_WHAT YOU HAVE TO DO_
Restate the full listing word for word and leave the pictures out.

— Start TASK INPUTS —

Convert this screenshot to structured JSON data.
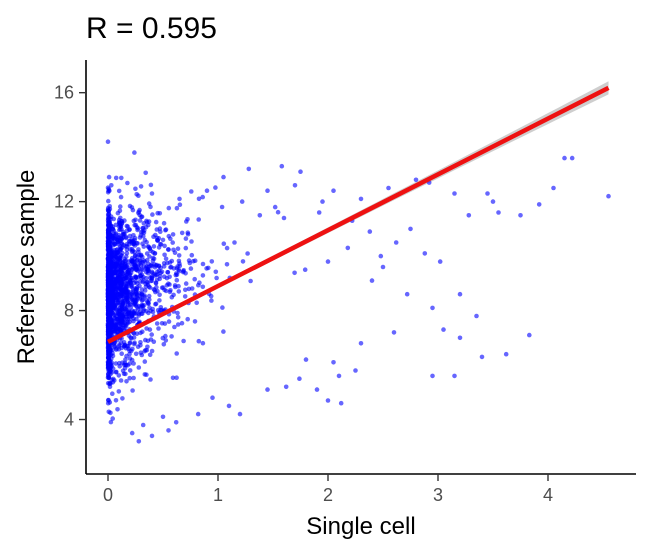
{
  "chart_data": {
    "type": "scatter",
    "title": "R = 0.595",
    "xlabel": "Single cell",
    "ylabel": "Reference sample",
    "xlim": [
      -0.2,
      4.8
    ],
    "ylim": [
      2.0,
      17.2
    ],
    "x_ticks": [
      0,
      1,
      2,
      3,
      4
    ],
    "y_ticks": [
      4,
      8,
      12,
      16
    ],
    "grid": false,
    "legend": "none",
    "point_color": "#0000ff",
    "line_color": "#ee1111",
    "band_color": "#bdbdbd",
    "regression": {
      "intercept": 6.85,
      "slope": 2.05,
      "x_range": [
        0,
        4.55
      ],
      "se": 0.12
    },
    "points": [
      [
        0.0,
        14.2
      ],
      [
        0.24,
        13.8
      ],
      [
        0.01,
        12.9
      ],
      [
        0.03,
        12.6
      ],
      [
        0.4,
        12.3
      ],
      [
        0.65,
        12.1
      ],
      [
        0.9,
        12.4
      ],
      [
        1.05,
        12.9
      ],
      [
        1.28,
        13.2
      ],
      [
        1.58,
        13.3
      ],
      [
        1.75,
        13.1
      ],
      [
        2.05,
        12.4
      ],
      [
        1.95,
        12.0
      ],
      [
        2.3,
        12.1
      ],
      [
        2.55,
        12.5
      ],
      [
        2.8,
        12.8
      ],
      [
        2.92,
        12.7
      ],
      [
        3.15,
        12.3
      ],
      [
        3.5,
        12.0
      ],
      [
        3.55,
        11.6
      ],
      [
        3.75,
        11.5
      ],
      [
        3.92,
        11.9
      ],
      [
        4.05,
        12.5
      ],
      [
        4.15,
        13.6
      ],
      [
        4.22,
        13.6
      ],
      [
        4.55,
        12.2
      ],
      [
        3.45,
        12.3
      ],
      [
        3.28,
        11.5
      ],
      [
        2.75,
        11.0
      ],
      [
        2.62,
        10.5
      ],
      [
        2.88,
        10.1
      ],
      [
        3.02,
        9.8
      ],
      [
        2.5,
        9.6
      ],
      [
        2.4,
        9.1
      ],
      [
        2.72,
        8.6
      ],
      [
        2.95,
        8.1
      ],
      [
        3.2,
        8.6
      ],
      [
        3.35,
        7.8
      ],
      [
        3.05,
        7.3
      ],
      [
        2.6,
        7.2
      ],
      [
        2.3,
        6.8
      ],
      [
        2.05,
        6.1
      ],
      [
        1.8,
        6.2
      ],
      [
        2.1,
        5.6
      ],
      [
        3.2,
        7.0
      ],
      [
        3.4,
        6.3
      ],
      [
        3.62,
        6.4
      ],
      [
        3.83,
        7.1
      ],
      [
        2.95,
        5.6
      ],
      [
        3.15,
        5.6
      ],
      [
        2.0,
        4.7
      ],
      [
        2.12,
        4.6
      ],
      [
        1.45,
        5.1
      ],
      [
        1.1,
        4.5
      ],
      [
        0.95,
        4.8
      ],
      [
        0.82,
        4.2
      ],
      [
        0.62,
        3.9
      ],
      [
        0.5,
        4.1
      ],
      [
        0.55,
        3.6
      ],
      [
        0.4,
        3.4
      ],
      [
        0.32,
        3.8
      ],
      [
        0.28,
        3.2
      ],
      [
        0.22,
        3.5
      ],
      [
        1.2,
        4.2
      ],
      [
        1.62,
        5.2
      ],
      [
        1.74,
        5.5
      ],
      [
        1.9,
        5.1
      ],
      [
        2.25,
        5.8
      ],
      [
        1.6,
        11.4
      ],
      [
        1.52,
        11.8
      ],
      [
        1.38,
        11.5
      ],
      [
        1.22,
        12.0
      ],
      [
        1.45,
        12.4
      ],
      [
        1.7,
        12.6
      ],
      [
        1.92,
        11.6
      ],
      [
        2.22,
        11.3
      ],
      [
        2.38,
        10.9
      ],
      [
        2.18,
        10.3
      ],
      [
        2.0,
        9.8
      ],
      [
        2.48,
        10.0
      ]
    ],
    "dense": {
      "count": 2200,
      "x_max": 4.2,
      "y_center": 8.6,
      "y_sd": 1.45,
      "y_min": 2.8,
      "y_max": 12.8
    }
  }
}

— End TASK INPUTS —

_SOLVED PROBLEM_
Convert this screenshot to structured JSON data.
{
  "chart_data": {
    "type": "scatter",
    "title": "R = 0.595",
    "xlabel": "Single cell",
    "ylabel": "Reference sample",
    "xlim": [
      -0.2,
      4.8
    ],
    "ylim": [
      2.0,
      17.2
    ],
    "x_ticks": [
      0,
      1,
      2,
      3,
      4
    ],
    "y_ticks": [
      4,
      8,
      12,
      16
    ],
    "grid": false,
    "legend": "none",
    "point_color": "#0000ff",
    "line_color": "#ee1111",
    "band_color": "#bdbdbd",
    "regression": {
      "intercept": 6.85,
      "slope": 2.05,
      "x_range": [
        0,
        4.55
      ],
      "se": 0.12
    },
    "points": [
      [
        0.0,
        14.2
      ],
      [
        0.24,
        13.8
      ],
      [
        0.01,
        12.9
      ],
      [
        0.03,
        12.6
      ],
      [
        0.4,
        12.3
      ],
      [
        0.65,
        12.1
      ],
      [
        0.9,
        12.4
      ],
      [
        1.05,
        12.9
      ],
      [
        1.28,
        13.2
      ],
      [
        1.58,
        13.3
      ],
      [
        1.75,
        13.1
      ],
      [
        2.05,
        12.4
      ],
      [
        1.95,
        12.0
      ],
      [
        2.3,
        12.1
      ],
      [
        2.55,
        12.5
      ],
      [
        2.8,
        12.8
      ],
      [
        2.92,
        12.7
      ],
      [
        3.15,
        12.3
      ],
      [
        3.5,
        12.0
      ],
      [
        3.55,
        11.6
      ],
      [
        3.75,
        11.5
      ],
      [
        3.92,
        11.9
      ],
      [
        4.05,
        12.5
      ],
      [
        4.15,
        13.6
      ],
      [
        4.22,
        13.6
      ],
      [
        4.55,
        12.2
      ],
      [
        3.45,
        12.3
      ],
      [
        3.28,
        11.5
      ],
      [
        2.75,
        11.0
      ],
      [
        2.62,
        10.5
      ],
      [
        2.88,
        10.1
      ],
      [
        3.02,
        9.8
      ],
      [
        2.5,
        9.6
      ],
      [
        2.4,
        9.1
      ],
      [
        2.72,
        8.6
      ],
      [
        2.95,
        8.1
      ],
      [
        3.2,
        8.6
      ],
      [
        3.35,
        7.8
      ],
      [
        3.05,
        7.3
      ],
      [
        2.6,
        7.2
      ],
      [
        2.3,
        6.8
      ],
      [
        2.05,
        6.1
      ],
      [
        1.8,
        6.2
      ],
      [
        2.1,
        5.6
      ],
      [
        3.2,
        7.0
      ],
      [
        3.4,
        6.3
      ],
      [
        3.62,
        6.4
      ],
      [
        3.83,
        7.1
      ],
      [
        2.95,
        5.6
      ],
      [
        3.15,
        5.6
      ],
      [
        2.0,
        4.7
      ],
      [
        2.12,
        4.6
      ],
      [
        1.45,
        5.1
      ],
      [
        1.1,
        4.5
      ],
      [
        0.95,
        4.8
      ],
      [
        0.82,
        4.2
      ],
      [
        0.62,
        3.9
      ],
      [
        0.5,
        4.1
      ],
      [
        0.55,
        3.6
      ],
      [
        0.4,
        3.4
      ],
      [
        0.32,
        3.8
      ],
      [
        0.28,
        3.2
      ],
      [
        0.22,
        3.5
      ],
      [
        1.2,
        4.2
      ],
      [
        1.62,
        5.2
      ],
      [
        1.74,
        5.5
      ],
      [
        1.9,
        5.1
      ],
      [
        2.25,
        5.8
      ],
      [
        1.6,
        11.4
      ],
      [
        1.52,
        11.8
      ],
      [
        1.38,
        11.5
      ],
      [
        1.22,
        12.0
      ],
      [
        1.45,
        12.4
      ],
      [
        1.7,
        12.6
      ],
      [
        1.92,
        11.6
      ],
      [
        2.22,
        11.3
      ],
      [
        2.38,
        10.9
      ],
      [
        2.18,
        10.3
      ],
      [
        2.0,
        9.8
      ],
      [
        2.48,
        10.0
      ]
    ],
    "dense": {
      "count": 2200,
      "x_max": 4.2,
      "y_center": 8.6,
      "y_sd": 1.45,
      "y_min": 2.8,
      "y_max": 12.8
    }
  }
}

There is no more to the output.